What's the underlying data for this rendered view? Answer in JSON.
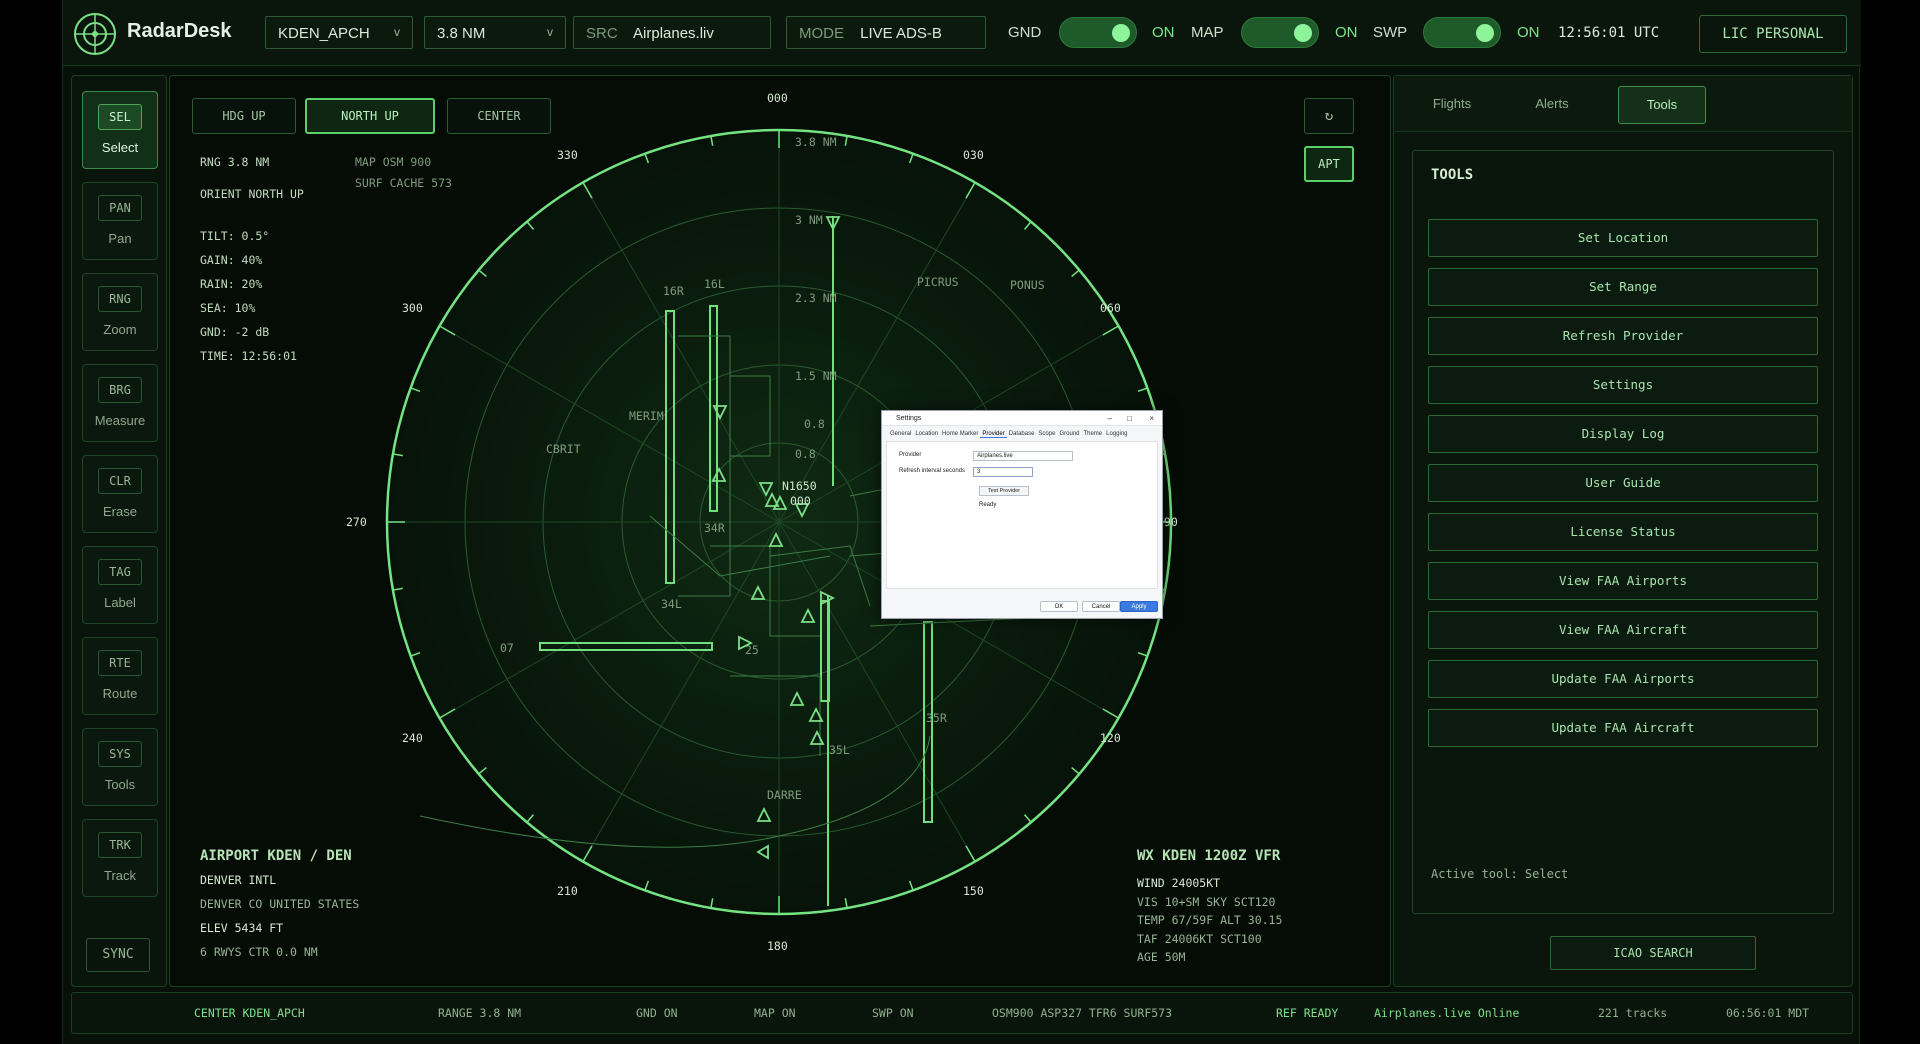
{
  "app": {
    "name": "RadarDesk"
  },
  "topbar": {
    "airport_select": "KDEN_APCH",
    "range_select": "3.8 NM",
    "src_label": "SRC",
    "src_value": "Airplanes.liv",
    "mode_label": "MODE",
    "mode_value": "LIVE ADS-B",
    "toggles": [
      {
        "label": "GND",
        "state": "ON"
      },
      {
        "label": "MAP",
        "state": "ON"
      },
      {
        "label": "SWP",
        "state": "ON"
      }
    ],
    "clock": "12:56:01 UTC",
    "license": "LIC PERSONAL"
  },
  "tools": [
    {
      "code": "SEL",
      "name": "Select",
      "active": true
    },
    {
      "code": "PAN",
      "name": "Pan"
    },
    {
      "code": "RNG",
      "name": "Zoom"
    },
    {
      "code": "BRG",
      "name": "Measure"
    },
    {
      "code": "CLR",
      "name": "Erase"
    },
    {
      "code": "TAG",
      "name": "Label"
    },
    {
      "code": "RTE",
      "name": "Route"
    },
    {
      "code": "SYS",
      "name": "Tools"
    },
    {
      "code": "TRK",
      "name": "Track"
    }
  ],
  "sync_label": "SYNC",
  "radar": {
    "orient_buttons": [
      "HDG UP",
      "NORTH UP",
      "CENTER"
    ],
    "selected_orient": "NORTH UP",
    "refresh_icon": "refresh-icon",
    "apt_button": "APT",
    "rng_text": "RNG  3.8 NM",
    "orient_text": "ORIENT NORTH UP",
    "map_text": "MAP OSM 900",
    "surf_text": "SURF CACHE 573",
    "params": [
      "TILT: 0.5°",
      "GAIN: 40%",
      "RAIN: 20%",
      "SEA: 10%",
      "GND: -2 dB",
      "TIME: 12:56:01"
    ],
    "bearings": [
      "000",
      "030",
      "060",
      "090",
      "120",
      "150",
      "180",
      "210",
      "240",
      "270",
      "300",
      "330"
    ],
    "range_labels": [
      "3.8 NM",
      "3 NM",
      "2.3 NM",
      "1.5 NM",
      "0.8",
      "0.8"
    ],
    "map_labels": [
      "16R",
      "16L",
      "PICRUS",
      "PONUS",
      "MERIM",
      "CBRIT",
      "34R",
      "34L",
      "07",
      "25",
      "35R",
      "35L",
      "DARRE",
      "N1650",
      "000"
    ],
    "airport": {
      "title": "AIRPORT KDEN / DEN",
      "name": "DENVER INTL",
      "location": "DENVER CO UNITED STATES",
      "elev": "ELEV 5434 FT",
      "rwys": "6 RWYS  CTR 0.0 NM"
    },
    "wx": {
      "title": "WX KDEN 1200Z VFR",
      "wind": "WIND 24005KT",
      "vis": "VIS 10+SM  SKY SCT120",
      "temp": "TEMP 67/59F  ALT 30.15",
      "taf": "TAF 24006KT SCT100",
      "age": "AGE 50M"
    }
  },
  "dialog": {
    "title": "Settings",
    "tabs": [
      "General",
      "Location",
      "Home Marker",
      "Provider",
      "Database",
      "Scope",
      "Ground",
      "Theme",
      "Logging"
    ],
    "active_tab": "Provider",
    "provider_label": "Provider",
    "provider_value": "Airplanes.live",
    "refresh_label": "Refresh interval seconds",
    "refresh_value": "3",
    "test_button": "Test Provider",
    "status": "Ready",
    "ok": "OK",
    "cancel": "Cancel",
    "apply": "Apply"
  },
  "rightpanel": {
    "tabs": [
      "Flights",
      "Alerts",
      "Tools"
    ],
    "active_tab": "Tools",
    "heading": "TOOLS",
    "buttons": [
      "Set Location",
      "Set Range",
      "Refresh Provider",
      "Settings",
      "Display Log",
      "User Guide",
      "License Status",
      "View FAA Airports",
      "View FAA Aircraft",
      "Update FAA Airports",
      "Update FAA Aircraft"
    ],
    "active_tool": "Active tool: Select",
    "icao_button": "ICAO SEARCH"
  },
  "statusbar": {
    "center": "CENTER KDEN_APCH",
    "range": "RANGE 3.8 NM",
    "gnd": "GND ON",
    "map": "MAP ON",
    "swp": "SWP ON",
    "layers": "OSM900 ASP327 TFR6 SURF573",
    "ref": "REF READY",
    "provider": "Airplanes.live Online",
    "tracks": "221 tracks",
    "local_time": "06:56:01 MDT"
  },
  "colors": {
    "accent": "#5ad06a",
    "background": "#081109",
    "scope": "#6fe07c"
  }
}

------------------------------------------------

Written request:
Output the material word for word, omitting its pictures.

Written response:
What's the underlying data for this rendered view? Answer in JSON.
{
  "app": {
    "name": "RadarDesk"
  },
  "topbar": {
    "airport_select": "KDEN_APCH",
    "range_select": "3.8 NM",
    "src_label": "SRC",
    "src_value": "Airplanes.liv",
    "mode_label": "MODE",
    "mode_value": "LIVE ADS-B",
    "toggles": [
      {
        "label": "GND",
        "state": "ON"
      },
      {
        "label": "MAP",
        "state": "ON"
      },
      {
        "label": "SWP",
        "state": "ON"
      }
    ],
    "clock": "12:56:01 UTC",
    "license": "LIC PERSONAL"
  },
  "tools": [
    {
      "code": "SEL",
      "name": "Select",
      "active": true
    },
    {
      "code": "PAN",
      "name": "Pan"
    },
    {
      "code": "RNG",
      "name": "Zoom"
    },
    {
      "code": "BRG",
      "name": "Measure"
    },
    {
      "code": "CLR",
      "name": "Erase"
    },
    {
      "code": "TAG",
      "name": "Label"
    },
    {
      "code": "RTE",
      "name": "Route"
    },
    {
      "code": "SYS",
      "name": "Tools"
    },
    {
      "code": "TRK",
      "name": "Track"
    }
  ],
  "sync_label": "SYNC",
  "radar": {
    "orient_buttons": [
      "HDG UP",
      "NORTH UP",
      "CENTER"
    ],
    "selected_orient": "NORTH UP",
    "refresh_icon": "refresh-icon",
    "apt_button": "APT",
    "rng_text": "RNG  3.8 NM",
    "orient_text": "ORIENT NORTH UP",
    "map_text": "MAP OSM 900",
    "surf_text": "SURF CACHE 573",
    "params": [
      "TILT: 0.5°",
      "GAIN: 40%",
      "RAIN: 20%",
      "SEA: 10%",
      "GND: -2 dB",
      "TIME: 12:56:01"
    ],
    "bearings": [
      "000",
      "030",
      "060",
      "090",
      "120",
      "150",
      "180",
      "210",
      "240",
      "270",
      "300",
      "330"
    ],
    "range_labels": [
      "3.8 NM",
      "3 NM",
      "2.3 NM",
      "1.5 NM",
      "0.8",
      "0.8"
    ],
    "map_labels": [
      "16R",
      "16L",
      "PICRUS",
      "PONUS",
      "MERIM",
      "CBRIT",
      "34R",
      "34L",
      "07",
      "25",
      "35R",
      "35L",
      "DARRE",
      "N1650",
      "000"
    ],
    "airport": {
      "title": "AIRPORT KDEN / DEN",
      "name": "DENVER INTL",
      "location": "DENVER CO UNITED STATES",
      "elev": "ELEV 5434 FT",
      "rwys": "6 RWYS  CTR 0.0 NM"
    },
    "wx": {
      "title": "WX KDEN 1200Z VFR",
      "wind": "WIND 24005KT",
      "vis": "VIS 10+SM  SKY SCT120",
      "temp": "TEMP 67/59F  ALT 30.15",
      "taf": "TAF 24006KT SCT100",
      "age": "AGE 50M"
    }
  },
  "dialog": {
    "title": "Settings",
    "tabs": [
      "General",
      "Location",
      "Home Marker",
      "Provider",
      "Database",
      "Scope",
      "Ground",
      "Theme",
      "Logging"
    ],
    "active_tab": "Provider",
    "provider_label": "Provider",
    "provider_value": "Airplanes.live",
    "refresh_label": "Refresh interval seconds",
    "refresh_value": "3",
    "test_button": "Test Provider",
    "status": "Ready",
    "ok": "OK",
    "cancel": "Cancel",
    "apply": "Apply"
  },
  "rightpanel": {
    "tabs": [
      "Flights",
      "Alerts",
      "Tools"
    ],
    "active_tab": "Tools",
    "heading": "TOOLS",
    "buttons": [
      "Set Location",
      "Set Range",
      "Refresh Provider",
      "Settings",
      "Display Log",
      "User Guide",
      "License Status",
      "View FAA Airports",
      "View FAA Aircraft",
      "Update FAA Airports",
      "Update FAA Aircraft"
    ],
    "active_tool": "Active tool: Select",
    "icao_button": "ICAO SEARCH"
  },
  "statusbar": {
    "center": "CENTER KDEN_APCH",
    "range": "RANGE 3.8 NM",
    "gnd": "GND ON",
    "map": "MAP ON",
    "swp": "SWP ON",
    "layers": "OSM900 ASP327 TFR6 SURF573",
    "ref": "REF READY",
    "provider": "Airplanes.live Online",
    "tracks": "221 tracks",
    "local_time": "06:56:01 MDT"
  },
  "colors": {
    "accent": "#5ad06a",
    "background": "#081109",
    "scope": "#6fe07c"
  }
}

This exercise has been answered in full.